(Data provided):

.....

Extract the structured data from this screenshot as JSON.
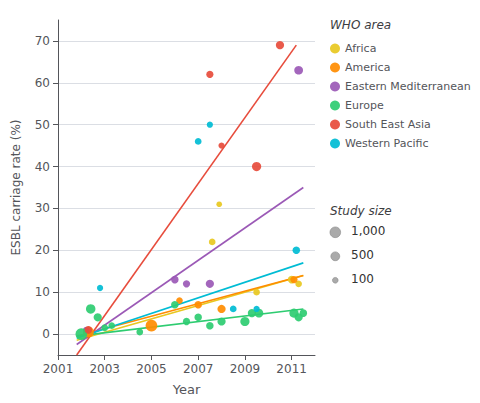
{
  "chart_data": {
    "type": "scatter",
    "xlabel": "Year",
    "ylabel": "ESBL carriage rate (%)",
    "xlim": [
      2001,
      2012
    ],
    "ylim": [
      -5,
      75
    ],
    "xticks": [
      2001,
      2003,
      2005,
      2007,
      2009,
      2011
    ],
    "yticks": [
      0,
      10,
      20,
      30,
      40,
      50,
      60,
      70
    ],
    "grid": "y",
    "legend": "right",
    "legend_title": "WHO area",
    "series": [
      {
        "name": "Africa",
        "color": "#e8c820",
        "x": [
          2002.2,
          2007.6,
          2007.9,
          2009.5,
          2011.0,
          2011.3
        ],
        "values": [
          0.5,
          22,
          31,
          10,
          13,
          12
        ],
        "size": [
          120,
          180,
          100,
          180,
          280,
          180
        ],
        "trend": {
          "x": [
            2001.8,
            2011.5
          ],
          "values": [
            -1.5,
            14
          ]
        }
      },
      {
        "name": "America",
        "color": "#ff8c00",
        "x": [
          2002.3,
          2005.0,
          2006.2,
          2007.0,
          2008.0,
          2011.1
        ],
        "values": [
          0.5,
          2.0,
          8.0,
          7.0,
          6.0,
          13.0
        ],
        "size": [
          1100,
          1400,
          180,
          280,
          380,
          250
        ],
        "trend": {
          "x": [
            2001.8,
            2011.5
          ],
          "values": [
            -0.5,
            14
          ]
        }
      },
      {
        "name": "Eastern Mediterranean",
        "color": "#9b59b6",
        "x": [
          2002.2,
          2006.0,
          2006.5,
          2007.5,
          2011.3
        ],
        "values": [
          1.0,
          13.0,
          12.0,
          12.0,
          63.0
        ],
        "size": [
          120,
          280,
          240,
          380,
          480
        ],
        "trend": {
          "x": [
            2001.8,
            2011.5
          ],
          "values": [
            -2.5,
            35
          ]
        }
      },
      {
        "name": "Europe",
        "color": "#2ecc71",
        "x": [
          2002.0,
          2002.4,
          2002.7,
          2003.0,
          2003.3,
          2004.5,
          2006.0,
          2006.5,
          2007.0,
          2007.5,
          2008.0,
          2009.0,
          2009.3,
          2009.6,
          2011.1,
          2011.3,
          2011.5
        ],
        "values": [
          0.0,
          6.0,
          4.0,
          1.5,
          2.0,
          0.5,
          7.0,
          3.0,
          4.0,
          2.0,
          3.0,
          3.0,
          5.0,
          5.0,
          5.0,
          4.0,
          5.0
        ],
        "size": [
          1400,
          650,
          380,
          190,
          190,
          190,
          280,
          240,
          280,
          280,
          380,
          580,
          380,
          480,
          580,
          380,
          280
        ],
        "trend": {
          "x": [
            2001.8,
            2011.5
          ],
          "values": [
            -0.5,
            6
          ]
        }
      },
      {
        "name": "South East Asia",
        "color": "#e74c3c",
        "x": [
          2002.3,
          2007.5,
          2008.0,
          2009.5,
          2010.5
        ],
        "values": [
          1.0,
          62.0,
          45.0,
          40.0,
          69.0
        ],
        "size": [
          280,
          240,
          140,
          580,
          380
        ],
        "trend": {
          "x": [
            2001.8,
            2011.2
          ],
          "values": [
            -5.0,
            69
          ]
        }
      },
      {
        "name": "Western Pacific",
        "color": "#00bcd4",
        "x": [
          2002.8,
          2007.0,
          2007.5,
          2008.5,
          2009.5,
          2011.2
        ],
        "values": [
          11.0,
          46.0,
          50.0,
          6.0,
          6.0,
          20.0
        ],
        "size": [
          140,
          190,
          140,
          190,
          140,
          280
        ],
        "trend": {
          "x": [
            2001.8,
            2011.5
          ],
          "values": [
            -1.0,
            17
          ]
        }
      }
    ],
    "size_legend": {
      "title": "Study size",
      "labels": [
        "1,000",
        "500",
        "100"
      ],
      "sizes": [
        1000,
        500,
        100
      ]
    }
  }
}
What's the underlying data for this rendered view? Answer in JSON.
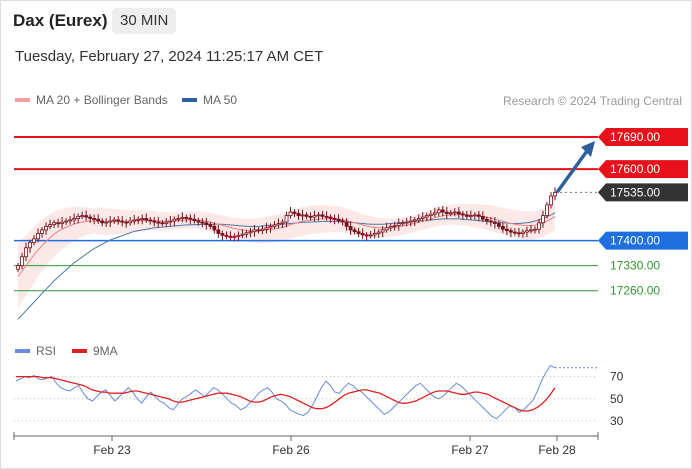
{
  "header": {
    "instrument": "Dax (Eurex)",
    "timeframe": "30 MIN",
    "datetime": "Tuesday, February 27, 2024 11:25:17 AM CET"
  },
  "legend": {
    "ma20_label": "MA 20 + Bollinger Bands",
    "ma50_label": "MA 50",
    "credit": "Research © 2024 Trading Central",
    "rsi_label": "RSI",
    "rsi_ma_label": "9MA"
  },
  "colors": {
    "ma20": "#f08080",
    "bands_fill": "#fde2e2",
    "ma50": "#4a78a8",
    "resistance": "#e8101a",
    "support_main": "#1f6fe0",
    "support_green": "#2f9a2f",
    "last_price": "#333333",
    "candle": "#7a0f1a",
    "rsi": "#6a8ae0",
    "rsi_ma": "#e02020",
    "arrow": "#2f5f9a"
  },
  "chart_data": {
    "type": "candlestick",
    "x_tick_labels": [
      "Feb 23",
      "Feb 26",
      "Feb 27",
      "Feb 28"
    ],
    "ylim": [
      17150,
      17760
    ],
    "levels": [
      {
        "label": "17690.00",
        "value": 17690,
        "kind": "resistance",
        "line": "solid"
      },
      {
        "label": "17600.00",
        "value": 17600,
        "kind": "resistance",
        "line": "solid"
      },
      {
        "label": "17535.00",
        "value": 17535,
        "kind": "last",
        "line": "dotted"
      },
      {
        "label": "17400.00",
        "value": 17400,
        "kind": "pivot",
        "line": "solid"
      },
      {
        "label": "17330.00",
        "value": 17330,
        "kind": "support",
        "line": "solid"
      },
      {
        "label": "17260.00",
        "value": 17260,
        "kind": "support",
        "line": "solid"
      }
    ],
    "close_series": [
      17330,
      17355,
      17380,
      17395,
      17405,
      17420,
      17430,
      17440,
      17445,
      17450,
      17448,
      17452,
      17455,
      17458,
      17462,
      17468,
      17470,
      17466,
      17462,
      17460,
      17455,
      17450,
      17452,
      17455,
      17458,
      17455,
      17452,
      17450,
      17455,
      17458,
      17460,
      17462,
      17458,
      17455,
      17452,
      17450,
      17448,
      17452,
      17455,
      17460,
      17462,
      17465,
      17463,
      17460,
      17456,
      17452,
      17450,
      17445,
      17440,
      17430,
      17420,
      17415,
      17412,
      17410,
      17412,
      17415,
      17418,
      17422,
      17425,
      17430,
      17428,
      17432,
      17436,
      17440,
      17444,
      17448,
      17452,
      17470,
      17480,
      17476,
      17470,
      17472,
      17468,
      17466,
      17470,
      17472,
      17468,
      17466,
      17462,
      17460,
      17456,
      17452,
      17440,
      17430,
      17425,
      17420,
      17416,
      17414,
      17416,
      17420,
      17424,
      17430,
      17436,
      17440,
      17442,
      17448,
      17450,
      17452,
      17455,
      17458,
      17462,
      17466,
      17470,
      17474,
      17478,
      17486,
      17480,
      17476,
      17478,
      17480,
      17475,
      17472,
      17468,
      17470,
      17472,
      17468,
      17460,
      17455,
      17452,
      17448,
      17440,
      17432,
      17428,
      17424,
      17422,
      17420,
      17424,
      17428,
      17430,
      17432,
      17450,
      17470,
      17500,
      17525,
      17535
    ],
    "ma50_series": [
      17180,
      17192,
      17204,
      17216,
      17228,
      17240,
      17252,
      17264,
      17276,
      17288,
      17298,
      17308,
      17318,
      17328,
      17338,
      17346,
      17354,
      17362,
      17370,
      17378,
      17384,
      17390,
      17396,
      17402,
      17406,
      17410,
      17414,
      17418,
      17422,
      17426,
      17428,
      17430,
      17432,
      17434,
      17436,
      17437,
      17438,
      17439,
      17440,
      17441,
      17442,
      17443,
      17444,
      17444,
      17445,
      17445,
      17446,
      17446,
      17446,
      17446,
      17446,
      17446,
      17445,
      17444,
      17443,
      17442,
      17441,
      17440,
      17440,
      17440,
      17440,
      17441,
      17442,
      17443,
      17444,
      17445,
      17446,
      17447,
      17448,
      17449,
      17450,
      17451,
      17452,
      17452,
      17453,
      17453,
      17454,
      17454,
      17454,
      17454,
      17454,
      17453,
      17452,
      17451,
      17450,
      17449,
      17448,
      17447,
      17446,
      17446,
      17446,
      17446,
      17447,
      17448,
      17449,
      17450,
      17451,
      17452,
      17453,
      17454,
      17455,
      17456,
      17457,
      17458,
      17459,
      17460,
      17461,
      17461,
      17461,
      17461,
      17461,
      17460,
      17459,
      17458,
      17457,
      17456,
      17455,
      17454,
      17453,
      17452,
      17451,
      17450,
      17449,
      17448,
      17448,
      17448,
      17449,
      17450,
      17452,
      17455,
      17458,
      17462,
      17467,
      17472,
      17478
    ],
    "ma20_series": [
      17300,
      17315,
      17330,
      17345,
      17360,
      17374,
      17386,
      17398,
      17408,
      17418,
      17426,
      17432,
      17438,
      17442,
      17446,
      17450,
      17452,
      17454,
      17455,
      17455,
      17455,
      17454,
      17453,
      17453,
      17453,
      17453,
      17453,
      17453,
      17453,
      17454,
      17455,
      17456,
      17456,
      17456,
      17456,
      17455,
      17454,
      17454,
      17454,
      17455,
      17456,
      17457,
      17458,
      17458,
      17458,
      17457,
      17456,
      17454,
      17452,
      17449,
      17446,
      17443,
      17440,
      17437,
      17434,
      17432,
      17430,
      17429,
      17428,
      17428,
      17428,
      17429,
      17430,
      17431,
      17433,
      17435,
      17437,
      17441,
      17445,
      17448,
      17451,
      17454,
      17456,
      17458,
      17459,
      17460,
      17461,
      17461,
      17461,
      17461,
      17460,
      17458,
      17456,
      17453,
      17450,
      17447,
      17444,
      17441,
      17439,
      17437,
      17436,
      17435,
      17435,
      17436,
      17437,
      17439,
      17441,
      17443,
      17446,
      17449,
      17452,
      17455,
      17458,
      17461,
      17464,
      17467,
      17470,
      17471,
      17472,
      17473,
      17473,
      17473,
      17472,
      17471,
      17470,
      17469,
      17467,
      17465,
      17463,
      17460,
      17457,
      17454,
      17451,
      17448,
      17446,
      17444,
      17443,
      17442,
      17442,
      17443,
      17446,
      17450,
      17455,
      17461,
      17468
    ],
    "rsi_ylim": [
      20,
      85
    ],
    "rsi_ticks": [
      "70",
      "50",
      "30"
    ],
    "rsi_levels": [
      70,
      50,
      30
    ],
    "rsi_series": [
      66,
      68,
      70,
      69,
      71,
      68,
      67,
      69,
      70,
      64,
      60,
      58,
      57,
      60,
      62,
      55,
      50,
      48,
      52,
      56,
      58,
      53,
      48,
      52,
      56,
      60,
      56,
      50,
      46,
      52,
      56,
      52,
      48,
      46,
      42,
      40,
      45,
      50,
      52,
      55,
      58,
      55,
      52,
      56,
      60,
      58,
      54,
      50,
      46,
      44,
      40,
      42,
      46,
      50,
      55,
      58,
      60,
      56,
      50,
      48,
      45,
      40,
      38,
      36,
      35,
      38,
      44,
      52,
      60,
      66,
      62,
      56,
      55,
      60,
      64,
      62,
      58,
      56,
      52,
      48,
      44,
      40,
      36,
      38,
      42,
      46,
      50,
      54,
      58,
      62,
      64,
      60,
      56,
      52,
      50,
      52,
      56,
      60,
      64,
      62,
      58,
      54,
      50,
      46,
      42,
      38,
      34,
      32,
      36,
      40,
      44,
      42,
      38,
      40,
      44,
      48,
      56,
      66,
      74,
      80,
      78
    ],
    "rsi_ma_series": [
      70,
      70,
      70,
      70,
      70,
      70,
      69,
      69,
      69,
      68,
      67,
      66,
      65,
      64,
      63,
      62,
      60,
      58,
      57,
      56,
      56,
      55,
      55,
      55,
      55,
      56,
      57,
      57,
      56,
      55,
      54,
      53,
      52,
      51,
      50,
      48,
      47,
      47,
      48,
      49,
      50,
      51,
      52,
      53,
      54,
      55,
      55,
      55,
      54,
      53,
      52,
      50,
      48,
      47,
      47,
      48,
      50,
      52,
      53,
      54,
      53,
      52,
      50,
      48,
      46,
      44,
      42,
      41,
      41,
      42,
      44,
      47,
      50,
      53,
      55,
      56,
      57,
      58,
      58,
      57,
      56,
      55,
      53,
      51,
      49,
      47,
      46,
      46,
      47,
      48,
      50,
      52,
      54,
      56,
      57,
      57,
      57,
      56,
      55,
      54,
      54,
      55,
      56,
      56,
      55,
      54,
      52,
      50,
      48,
      46,
      44,
      42,
      40,
      39,
      39,
      40,
      42,
      45,
      49,
      54,
      60
    ]
  }
}
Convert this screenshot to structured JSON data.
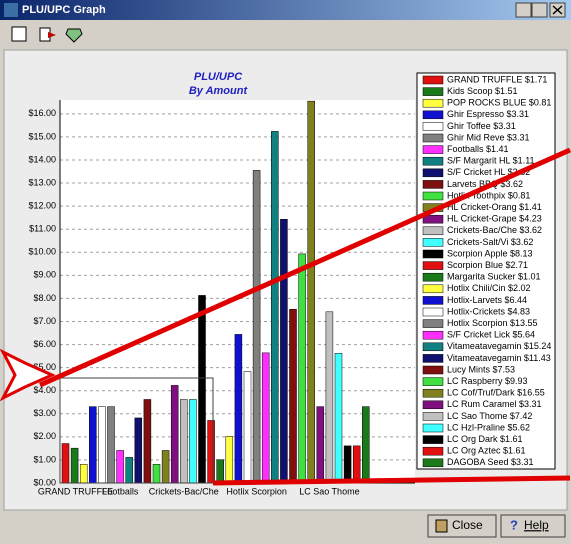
{
  "window": {
    "title": "PLU/UPC Graph",
    "buttons": [
      "Close",
      "Help"
    ]
  },
  "chart_data": {
    "type": "bar",
    "title": "PLU/UPC",
    "subtitle": "By Amount",
    "categories": [
      "GRAND TRUFFLE",
      null,
      null,
      null,
      null,
      null,
      "Footballs",
      null,
      null,
      null,
      null,
      null,
      null,
      "Crickets-Bac/Che",
      null,
      null,
      null,
      null,
      null,
      null,
      null,
      "Hotlix Scorpion",
      null,
      null,
      null,
      null,
      null,
      null,
      null,
      "LC Sao Thome",
      null,
      null,
      null,
      null
    ],
    "values": [
      1.71,
      1.51,
      0.81,
      3.31,
      3.31,
      3.31,
      1.41,
      1.11,
      2.82,
      3.62,
      0.81,
      1.41,
      4.23,
      3.62,
      3.62,
      8.13,
      2.71,
      1.01,
      2.02,
      6.44,
      4.83,
      13.55,
      5.64,
      15.24,
      11.43,
      7.53,
      9.93,
      16.55,
      3.31,
      7.42,
      5.62,
      1.61,
      1.61,
      3.31
    ],
    "colors": [
      "#e01010",
      "#1a7a1a",
      "#ffff40",
      "#1010d0",
      "#ffffff",
      "#808080",
      "#ff30ff",
      "#108080",
      "#101070",
      "#801010",
      "#40e040",
      "#808020",
      "#801080",
      "#c0c0c0",
      "#40ffff",
      "#000000",
      "#e01010",
      "#1a7a1a",
      "#ffff40",
      "#1010d0",
      "#ffffff",
      "#808080",
      "#ff30ff",
      "#108080",
      "#101070",
      "#801010",
      "#40e040",
      "#808020",
      "#801080",
      "#c0c0c0",
      "#40ffff",
      "#000000",
      "#e01010",
      "#1a7a1a"
    ],
    "legend_labels": [
      "GRAND TRUFFLE $1.71",
      "Kids Scoop $1.51",
      "POP ROCKS BLUE $0.81",
      "Ghir Espresso $3.31",
      "Ghir Toffee $3.31",
      "Ghir Mid Reve $3.31",
      "Footballs $1.41",
      "S/F Margarit HL $1.11",
      "S/F Cricket HL $2.82",
      "Larvets BBQ $3.62",
      "Hotlix Toothpix $0.81",
      "HL Cricket-Orang $1.41",
      "HL Cricket-Grape $4.23",
      "Crickets-Bac/Che $3.62",
      "Crickets-Salt/Vi $3.62",
      "Scorpion Apple $8.13",
      "Scorpion Blue $2.71",
      "Margarita Sucker $1.01",
      "Hotlix Chili/Cin $2.02",
      "Hotlix-Larvets $6.44",
      "Hotlix-Crickets $4.83",
      "Hotlix Scorpion $13.55",
      "S/F Cricket Lick $5.64",
      "Vitameatavegamin $15.24",
      "Vitameatavegamin $11.43",
      "Lucy Mints $7.53",
      "LC Raspberry $9.93",
      "LC Cof/Truf/Dark $16.55",
      "LC Rum Caramel $3.31",
      "LC Sao Thome $7.42",
      "LC Hzl-Praline $5.62",
      "LC Org Dark $1.61",
      "LC Org Aztec $1.61",
      "DAGOBA Seed $3.31"
    ],
    "ylim": [
      0,
      16.6
    ],
    "yticks": [
      {
        "value": 0,
        "label": "$0.00"
      },
      {
        "value": 1,
        "label": "$1.00"
      },
      {
        "value": 2,
        "label": "$2.00"
      },
      {
        "value": 3,
        "label": "$3.00"
      },
      {
        "value": 4,
        "label": "$4.00"
      },
      {
        "value": 5,
        "label": "$5.00"
      },
      {
        "value": 6,
        "label": "$6.00"
      },
      {
        "value": 7,
        "label": "$7.00"
      },
      {
        "value": 8,
        "label": "$8.00"
      },
      {
        "value": 9,
        "label": "$9.00"
      },
      {
        "value": 10,
        "label": "$10.00"
      },
      {
        "value": 11,
        "label": "$11.00"
      },
      {
        "value": 12,
        "label": "$12.00"
      },
      {
        "value": 13,
        "label": "$13.00"
      },
      {
        "value": 14,
        "label": "$14.00"
      },
      {
        "value": 15,
        "label": "$15.00"
      },
      {
        "value": 16,
        "label": "$16.00"
      }
    ],
    "grid": true
  }
}
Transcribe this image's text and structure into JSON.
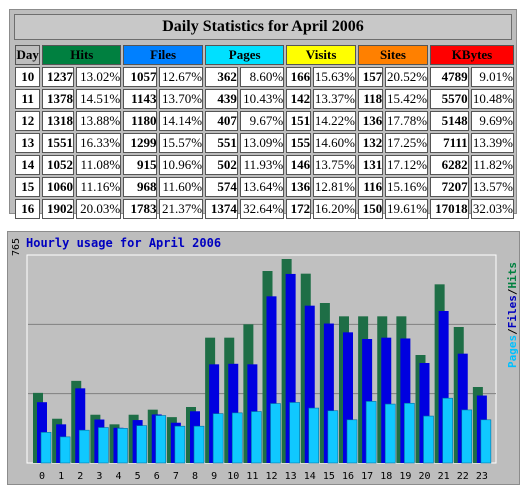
{
  "daily": {
    "title": "Daily Statistics for April 2006",
    "headers": [
      {
        "label": "Day",
        "color": "#bdbdbd"
      },
      {
        "label": "Hits",
        "color": "#008040"
      },
      {
        "label": "Files",
        "color": "#0080ff"
      },
      {
        "label": "Pages",
        "color": "#00e0ff"
      },
      {
        "label": "Visits",
        "color": "#ffff00"
      },
      {
        "label": "Sites",
        "color": "#ff8000"
      },
      {
        "label": "KBytes",
        "color": "#ff0000"
      }
    ],
    "rows": [
      {
        "day": "10",
        "hits": "1237",
        "hits_pct": "13.02%",
        "files": "1057",
        "files_pct": "12.67%",
        "pages": "362",
        "pages_pct": "8.60%",
        "visits": "166",
        "visits_pct": "15.63%",
        "sites": "157",
        "sites_pct": "20.52%",
        "kbytes": "4789",
        "kbytes_pct": "9.01%"
      },
      {
        "day": "11",
        "hits": "1378",
        "hits_pct": "14.51%",
        "files": "1143",
        "files_pct": "13.70%",
        "pages": "439",
        "pages_pct": "10.43%",
        "visits": "142",
        "visits_pct": "13.37%",
        "sites": "118",
        "sites_pct": "15.42%",
        "kbytes": "5570",
        "kbytes_pct": "10.48%"
      },
      {
        "day": "12",
        "hits": "1318",
        "hits_pct": "13.88%",
        "files": "1180",
        "files_pct": "14.14%",
        "pages": "407",
        "pages_pct": "9.67%",
        "visits": "151",
        "visits_pct": "14.22%",
        "sites": "136",
        "sites_pct": "17.78%",
        "kbytes": "5148",
        "kbytes_pct": "9.69%"
      },
      {
        "day": "13",
        "hits": "1551",
        "hits_pct": "16.33%",
        "files": "1299",
        "files_pct": "15.57%",
        "pages": "551",
        "pages_pct": "13.09%",
        "visits": "155",
        "visits_pct": "14.60%",
        "sites": "132",
        "sites_pct": "17.25%",
        "kbytes": "7111",
        "kbytes_pct": "13.39%"
      },
      {
        "day": "14",
        "hits": "1052",
        "hits_pct": "11.08%",
        "files": "915",
        "files_pct": "10.96%",
        "pages": "502",
        "pages_pct": "11.93%",
        "visits": "146",
        "visits_pct": "13.75%",
        "sites": "131",
        "sites_pct": "17.12%",
        "kbytes": "6282",
        "kbytes_pct": "11.82%"
      },
      {
        "day": "15",
        "hits": "1060",
        "hits_pct": "11.16%",
        "files": "968",
        "files_pct": "11.60%",
        "pages": "574",
        "pages_pct": "13.64%",
        "visits": "136",
        "visits_pct": "12.81%",
        "sites": "116",
        "sites_pct": "15.16%",
        "kbytes": "7207",
        "kbytes_pct": "13.57%"
      },
      {
        "day": "16",
        "hits": "1902",
        "hits_pct": "20.03%",
        "files": "1783",
        "files_pct": "21.37%",
        "pages": "1374",
        "pages_pct": "32.64%",
        "visits": "172",
        "visits_pct": "16.20%",
        "sites": "150",
        "sites_pct": "19.61%",
        "kbytes": "17018",
        "kbytes_pct": "32.03%"
      }
    ]
  },
  "hourly": {
    "title": "Hourly usage for April 2006",
    "ymax_label": "765",
    "legend": [
      {
        "label": "Pages",
        "color": "#00c0ff"
      },
      {
        "label": "/",
        "color": "#000000"
      },
      {
        "label": "Files",
        "color": "#0000c0"
      },
      {
        "label": "/",
        "color": "#000000"
      },
      {
        "label": "Hits",
        "color": "#008040"
      }
    ]
  },
  "chart_data": {
    "type": "bar",
    "title": "Hourly usage for April 2006",
    "ylim": [
      0,
      765
    ],
    "categories": [
      "0",
      "1",
      "2",
      "3",
      "4",
      "5",
      "6",
      "7",
      "8",
      "9",
      "10",
      "11",
      "12",
      "13",
      "14",
      "15",
      "16",
      "17",
      "18",
      "19",
      "20",
      "21",
      "22",
      "23"
    ],
    "series": [
      {
        "name": "Hits",
        "color": "#1e6e46",
        "values": [
          263,
          166,
          308,
          181,
          145,
          181,
          200,
          172,
          210,
          470,
          470,
          520,
          720,
          765,
          710,
          600,
          550,
          550,
          550,
          550,
          405,
          670,
          510,
          285
        ]
      },
      {
        "name": "Files",
        "color": "#0000e0",
        "values": [
          228,
          145,
          280,
          163,
          132,
          161,
          182,
          151,
          194,
          370,
          372,
          370,
          625,
          709,
          590,
          523,
          490,
          465,
          470,
          467,
          375,
          570,
          410,
          253
        ]
      },
      {
        "name": "Pages",
        "color": "#10c8ff",
        "values": [
          115,
          98,
          123,
          133,
          130,
          140,
          178,
          138,
          138,
          185,
          188,
          193,
          223,
          227,
          206,
          196,
          162,
          231,
          221,
          224,
          176,
          243,
          199,
          162
        ]
      }
    ]
  }
}
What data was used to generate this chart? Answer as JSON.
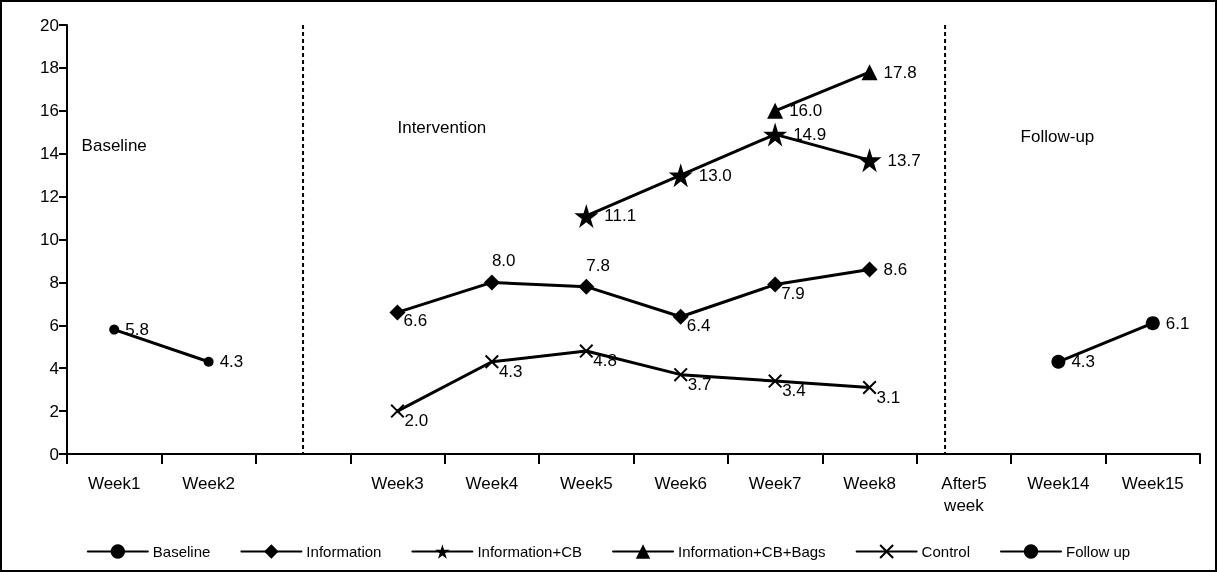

.....

(Problem requirements): Copy every line from the entries that contains the word "Vitameatavegamin".

(Complete output):
      "Vitameatavegamin $15.24",
      "Vitameatavegamin $11.43",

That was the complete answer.